Input material:
┄┄┄┄┄┄┄┄┄┄┄┄┄┄┄┄┄┄┄┄
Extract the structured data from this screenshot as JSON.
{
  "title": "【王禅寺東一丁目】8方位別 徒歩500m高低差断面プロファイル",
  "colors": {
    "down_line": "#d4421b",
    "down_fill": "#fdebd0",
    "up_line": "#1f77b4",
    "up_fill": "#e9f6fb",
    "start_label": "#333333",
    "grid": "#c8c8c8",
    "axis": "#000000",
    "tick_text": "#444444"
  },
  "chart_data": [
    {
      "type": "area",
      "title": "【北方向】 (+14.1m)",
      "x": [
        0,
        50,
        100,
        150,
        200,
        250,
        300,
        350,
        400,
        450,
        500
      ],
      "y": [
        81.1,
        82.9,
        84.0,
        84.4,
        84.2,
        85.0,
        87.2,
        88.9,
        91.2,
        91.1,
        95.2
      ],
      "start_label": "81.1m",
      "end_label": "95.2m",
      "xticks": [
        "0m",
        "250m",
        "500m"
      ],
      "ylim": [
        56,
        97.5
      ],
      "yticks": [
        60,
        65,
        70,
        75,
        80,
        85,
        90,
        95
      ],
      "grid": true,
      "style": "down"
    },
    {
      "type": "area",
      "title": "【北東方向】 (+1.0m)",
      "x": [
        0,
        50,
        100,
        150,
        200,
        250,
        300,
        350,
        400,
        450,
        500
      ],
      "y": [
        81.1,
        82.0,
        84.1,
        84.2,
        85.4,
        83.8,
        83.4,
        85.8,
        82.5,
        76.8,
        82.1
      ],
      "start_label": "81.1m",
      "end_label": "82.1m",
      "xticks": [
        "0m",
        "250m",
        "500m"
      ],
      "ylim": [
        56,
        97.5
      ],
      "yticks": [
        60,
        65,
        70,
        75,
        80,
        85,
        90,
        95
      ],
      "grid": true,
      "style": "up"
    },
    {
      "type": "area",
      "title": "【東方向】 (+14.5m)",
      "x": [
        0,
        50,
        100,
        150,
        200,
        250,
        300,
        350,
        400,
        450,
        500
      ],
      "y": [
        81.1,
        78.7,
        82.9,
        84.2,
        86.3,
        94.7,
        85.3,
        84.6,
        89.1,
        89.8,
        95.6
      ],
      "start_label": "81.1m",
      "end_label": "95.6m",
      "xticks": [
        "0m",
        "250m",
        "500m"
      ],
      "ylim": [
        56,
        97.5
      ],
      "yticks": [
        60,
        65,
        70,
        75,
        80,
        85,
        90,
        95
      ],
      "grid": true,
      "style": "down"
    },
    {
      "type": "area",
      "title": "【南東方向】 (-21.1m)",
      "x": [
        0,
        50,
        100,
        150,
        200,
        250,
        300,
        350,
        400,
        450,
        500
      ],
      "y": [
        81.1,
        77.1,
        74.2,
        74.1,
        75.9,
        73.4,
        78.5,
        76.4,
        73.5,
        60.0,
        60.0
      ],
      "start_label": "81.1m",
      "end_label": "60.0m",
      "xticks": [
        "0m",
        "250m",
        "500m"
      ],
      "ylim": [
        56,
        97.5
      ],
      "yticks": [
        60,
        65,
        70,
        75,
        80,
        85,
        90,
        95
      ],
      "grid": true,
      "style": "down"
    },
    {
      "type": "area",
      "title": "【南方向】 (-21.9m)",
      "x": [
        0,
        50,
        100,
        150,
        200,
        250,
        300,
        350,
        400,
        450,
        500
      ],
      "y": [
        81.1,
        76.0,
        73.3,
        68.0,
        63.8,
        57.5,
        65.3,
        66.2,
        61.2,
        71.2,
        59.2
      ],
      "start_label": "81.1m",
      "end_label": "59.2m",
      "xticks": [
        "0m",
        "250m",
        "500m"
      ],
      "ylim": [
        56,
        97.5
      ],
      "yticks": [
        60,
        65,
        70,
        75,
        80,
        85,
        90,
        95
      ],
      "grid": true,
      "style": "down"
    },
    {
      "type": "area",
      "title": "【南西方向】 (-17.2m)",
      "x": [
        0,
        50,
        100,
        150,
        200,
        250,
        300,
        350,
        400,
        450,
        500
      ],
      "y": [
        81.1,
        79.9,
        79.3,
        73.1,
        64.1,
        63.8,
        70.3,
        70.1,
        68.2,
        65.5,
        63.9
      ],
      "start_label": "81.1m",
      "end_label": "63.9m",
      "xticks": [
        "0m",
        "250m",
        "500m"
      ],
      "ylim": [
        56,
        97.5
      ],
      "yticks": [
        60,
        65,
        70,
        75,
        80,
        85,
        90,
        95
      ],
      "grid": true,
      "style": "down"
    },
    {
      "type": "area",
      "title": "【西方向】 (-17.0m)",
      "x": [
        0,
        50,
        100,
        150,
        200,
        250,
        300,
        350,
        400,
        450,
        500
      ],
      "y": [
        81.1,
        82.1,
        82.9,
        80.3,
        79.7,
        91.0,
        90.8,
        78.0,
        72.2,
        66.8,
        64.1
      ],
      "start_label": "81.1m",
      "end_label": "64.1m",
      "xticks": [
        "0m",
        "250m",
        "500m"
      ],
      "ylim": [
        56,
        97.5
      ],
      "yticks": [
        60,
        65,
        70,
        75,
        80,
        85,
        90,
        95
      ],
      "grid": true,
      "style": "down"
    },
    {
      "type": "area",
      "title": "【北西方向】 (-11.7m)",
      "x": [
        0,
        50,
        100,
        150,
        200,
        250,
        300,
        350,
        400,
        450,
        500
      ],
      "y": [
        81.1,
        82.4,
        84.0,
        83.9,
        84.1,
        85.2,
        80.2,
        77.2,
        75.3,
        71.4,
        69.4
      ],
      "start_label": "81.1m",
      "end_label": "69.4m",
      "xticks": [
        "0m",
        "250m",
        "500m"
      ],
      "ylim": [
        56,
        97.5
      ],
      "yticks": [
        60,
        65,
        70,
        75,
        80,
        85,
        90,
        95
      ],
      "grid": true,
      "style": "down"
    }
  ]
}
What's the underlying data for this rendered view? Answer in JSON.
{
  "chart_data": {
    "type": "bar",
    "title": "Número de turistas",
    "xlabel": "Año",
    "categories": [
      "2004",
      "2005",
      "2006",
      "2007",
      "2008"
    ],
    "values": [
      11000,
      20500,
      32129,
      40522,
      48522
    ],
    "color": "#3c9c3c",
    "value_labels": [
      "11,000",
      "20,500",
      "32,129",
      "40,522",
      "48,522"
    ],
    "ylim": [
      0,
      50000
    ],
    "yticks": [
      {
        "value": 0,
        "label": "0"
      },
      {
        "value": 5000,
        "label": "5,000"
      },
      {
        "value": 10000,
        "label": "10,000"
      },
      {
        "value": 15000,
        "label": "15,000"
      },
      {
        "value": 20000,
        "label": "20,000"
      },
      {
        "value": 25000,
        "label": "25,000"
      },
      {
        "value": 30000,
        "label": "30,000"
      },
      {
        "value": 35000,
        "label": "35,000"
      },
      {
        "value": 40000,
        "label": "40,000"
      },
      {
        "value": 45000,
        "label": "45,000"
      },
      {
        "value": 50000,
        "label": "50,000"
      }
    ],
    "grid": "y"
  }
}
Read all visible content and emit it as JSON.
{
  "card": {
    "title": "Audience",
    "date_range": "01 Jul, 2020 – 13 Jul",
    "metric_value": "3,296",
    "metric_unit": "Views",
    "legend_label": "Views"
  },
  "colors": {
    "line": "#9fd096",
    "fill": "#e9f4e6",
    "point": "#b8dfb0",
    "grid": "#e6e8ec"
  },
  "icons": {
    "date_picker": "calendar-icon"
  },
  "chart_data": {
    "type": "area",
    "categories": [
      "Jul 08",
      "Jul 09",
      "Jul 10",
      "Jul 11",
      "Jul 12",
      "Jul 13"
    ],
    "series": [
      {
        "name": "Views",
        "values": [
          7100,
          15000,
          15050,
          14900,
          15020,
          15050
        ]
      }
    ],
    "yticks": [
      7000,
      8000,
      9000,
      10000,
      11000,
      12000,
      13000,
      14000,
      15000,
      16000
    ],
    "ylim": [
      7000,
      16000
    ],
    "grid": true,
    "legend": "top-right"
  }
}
┄┄┄┄┄┄┄┄┄┄┄┄┄┄┄┄┄┄┄┄
Retype, exactly and only, the lines running from the one with "Read all visible content and emit it as JSON." through the final line of the listing above.

Read all visible content and emit it as JSON.
{
  "card": {
    "title": "Audience",
    "date_range": "01 Jul, 2020 – 13 Jul",
    "metric_value": "3,296",
    "metric_unit": "Views",
    "legend_label": "Views"
  },
  "colors": {
    "line": "#9fd096",
    "fill": "#e9f4e6",
    "point": "#b8dfb0",
    "grid": "#e6e8ec"
  },
  "icons": {
    "date_picker": "calendar-icon"
  },
  "chart_data": {
    "type": "area",
    "categories": [
      "Jul 08",
      "Jul 09",
      "Jul 10",
      "Jul 11",
      "Jul 12",
      "Jul 13"
    ],
    "series": [
      {
        "name": "Views",
        "values": [
          7100,
          15000,
          15050,
          14900,
          15020,
          15050
        ]
      }
    ],
    "yticks": [
      7000,
      8000,
      9000,
      10000,
      11000,
      12000,
      13000,
      14000,
      15000,
      16000
    ],
    "ylim": [
      7000,
      16000
    ],
    "grid": true,
    "legend": "top-right"
  }
}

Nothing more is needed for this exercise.